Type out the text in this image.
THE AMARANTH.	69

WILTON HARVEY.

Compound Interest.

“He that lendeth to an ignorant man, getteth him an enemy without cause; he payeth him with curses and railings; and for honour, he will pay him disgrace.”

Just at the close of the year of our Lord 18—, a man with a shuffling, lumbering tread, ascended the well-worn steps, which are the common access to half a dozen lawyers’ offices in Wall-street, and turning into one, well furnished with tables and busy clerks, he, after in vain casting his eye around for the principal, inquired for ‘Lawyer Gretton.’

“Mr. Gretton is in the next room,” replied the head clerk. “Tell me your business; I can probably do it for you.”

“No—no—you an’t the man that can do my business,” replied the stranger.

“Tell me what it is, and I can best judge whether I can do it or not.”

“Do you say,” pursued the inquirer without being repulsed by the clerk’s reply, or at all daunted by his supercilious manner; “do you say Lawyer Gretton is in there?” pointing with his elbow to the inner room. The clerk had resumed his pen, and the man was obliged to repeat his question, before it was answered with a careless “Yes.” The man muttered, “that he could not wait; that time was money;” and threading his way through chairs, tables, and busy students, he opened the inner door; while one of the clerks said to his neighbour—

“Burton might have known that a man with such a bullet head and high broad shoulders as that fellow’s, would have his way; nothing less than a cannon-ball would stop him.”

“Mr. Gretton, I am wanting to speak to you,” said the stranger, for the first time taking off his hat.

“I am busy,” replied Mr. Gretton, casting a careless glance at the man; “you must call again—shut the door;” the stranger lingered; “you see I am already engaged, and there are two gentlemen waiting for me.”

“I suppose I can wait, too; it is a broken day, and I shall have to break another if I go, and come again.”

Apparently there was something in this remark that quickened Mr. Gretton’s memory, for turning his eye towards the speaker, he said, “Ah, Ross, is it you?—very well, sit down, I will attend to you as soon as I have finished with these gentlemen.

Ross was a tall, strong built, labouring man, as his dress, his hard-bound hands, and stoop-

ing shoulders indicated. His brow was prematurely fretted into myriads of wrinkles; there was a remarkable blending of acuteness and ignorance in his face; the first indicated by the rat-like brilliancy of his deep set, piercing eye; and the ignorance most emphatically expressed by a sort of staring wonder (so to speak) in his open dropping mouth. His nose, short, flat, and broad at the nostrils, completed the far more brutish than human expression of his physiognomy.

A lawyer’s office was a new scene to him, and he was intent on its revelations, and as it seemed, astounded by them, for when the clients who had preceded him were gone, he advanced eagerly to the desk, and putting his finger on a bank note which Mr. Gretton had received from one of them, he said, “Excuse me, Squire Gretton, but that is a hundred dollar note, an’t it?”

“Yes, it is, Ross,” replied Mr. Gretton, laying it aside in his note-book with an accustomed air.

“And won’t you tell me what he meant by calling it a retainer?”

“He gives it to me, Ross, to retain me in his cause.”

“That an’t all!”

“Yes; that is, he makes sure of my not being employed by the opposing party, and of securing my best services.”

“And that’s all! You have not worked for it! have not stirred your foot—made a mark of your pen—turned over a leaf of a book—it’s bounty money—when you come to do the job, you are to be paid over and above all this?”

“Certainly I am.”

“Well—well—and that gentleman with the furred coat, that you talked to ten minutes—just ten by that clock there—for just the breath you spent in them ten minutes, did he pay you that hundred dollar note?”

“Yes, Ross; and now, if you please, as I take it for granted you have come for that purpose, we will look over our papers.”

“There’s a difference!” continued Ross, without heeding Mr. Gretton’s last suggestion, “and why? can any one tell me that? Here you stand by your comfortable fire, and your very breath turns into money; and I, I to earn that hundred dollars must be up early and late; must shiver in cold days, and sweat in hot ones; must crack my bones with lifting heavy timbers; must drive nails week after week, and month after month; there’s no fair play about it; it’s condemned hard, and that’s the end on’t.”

WORK TO BE COMPLETED. Every record shown above must be echoed exactly.

THE SOLUTION.
Type out the text in this image.
THE AMARANTH.	69

WILTON HARVEY.

Compound Interest.

“He that lendeth to an ignorant man, getteth him an enemy without cause; he payeth him with curses and railings; and for honour, he will pay him disgrace.”

Just at the close of the year of our Lord 18—, a man with a shuffling, lumbering tread, ascended the well-worn steps, which are the common access to half a dozen lawyers’ offices in Wall-street, and turning into one, well furnished with tables and busy clerks, he, after in vain casting his eye around for the principal, inquired for ‘Lawyer Gretton.’

“Mr. Gretton is in the next room,” replied the head clerk. “Tell me your business; I can probably do it for you.”

“No—no—you an’t the man that can do my business,” replied the stranger.

“Tell me what it is, and I can best judge whether I can do it or not.”

“Do you say,” pursued the inquirer without being repulsed by the clerk’s reply, or at all daunted by his supercilious manner; “do you say Lawyer Gretton is in there?” pointing with his elbow to the inner room. The clerk had resumed his pen, and the man was obliged to repeat his question, before it was answered with a careless “Yes.” The man muttered, “that he could not wait; that time was money;” and threading his way through chairs, tables, and busy students, he opened the inner door; while one of the clerks said to his neighbour—

“Burton might have known that a man with such a bullet head and high broad shoulders as that fellow’s, would have his way; nothing less than a cannon-ball would stop him.”

“Mr. Gretton, I am wanting to speak to you,” said the stranger, for the first time taking off his hat.

“I am busy,” replied Mr. Gretton, casting a careless glance at the man; “you must call again—shut the door;” the stranger lingered; “you see I am already engaged, and there are two gentlemen waiting for me.”

“I suppose I can wait, too; it is a broken day, and I shall have to break another if I go, and come again.”

Apparently there was something in this remark that quickened Mr. Gretton’s memory, for turning his eye towards the speaker, he said, “Ah, Ross, is it you?—very well, sit down, I will attend to you as soon as I have finished with these gentlemen.

Ross was a tall, strong built, labouring man, as his dress, his hard-bound hands, and stoop-

ing shoulders indicated. His brow was prematurely fretted into myriads of wrinkles; there was a remarkable blending of acuteness and ignorance in his face; the first indicated by the rat-like brilliancy of his deep set, piercing eye; and the ignorance most emphatically expressed by a sort of staring wonder (so to speak) in his open dropping mouth. His nose, short, flat, and broad at the nostrils, completed the far more brutish than human expression of his physiognomy.

A lawyer’s office was a new scene to him, and he was intent on its revelations, and as it seemed, astounded by them, for when the clients who had preceded him were gone, he advanced eagerly to the desk, and putting his finger on a bank note which Mr. Gretton had received from one of them, he said, “Excuse me, Squire Gretton, but that is a hundred dollar note, an’t it?”

“Yes, it is, Ross,” replied Mr. Gretton, laying it aside in his note-book with an accustomed air.

“And won’t you tell me what he meant by calling it a retainer?”

“He gives it to me, Ross, to retain me in his cause.”

“That an’t all!”

“Yes; that is, he makes sure of my not being employed by the opposing party, and of securing my best services.”

“And that’s all! You have not worked for it! have not stirred your foot—made a mark of your pen—turned over a leaf of a book—it’s bounty money—when you come to do the job, you are to be paid over and above all this?”

“Certainly I am.”

“Well—well—and that gentleman with the furred coat, that you talked to ten minutes—just ten by that clock there—for just the breath you spent in them ten minutes, did he pay you that hundred dollar note?”

“Yes, Ross; and now, if you please, as I take it for granted you have come for that purpose, we will look over our papers.”

“There’s a difference!” continued Ross, without heeding Mr. Gretton’s last suggestion, “and why? can any one tell me that? Here you stand by your comfortable fire, and your very breath turns into money; and I, I to earn that hundred dollars must be up early and late; must shiver in cold days, and sweat in hot ones; must crack my bones with lifting heavy timbers; must drive nails week after week, and month after month; there’s no fair play about it; it’s condemned hard, and that’s the end on’t.”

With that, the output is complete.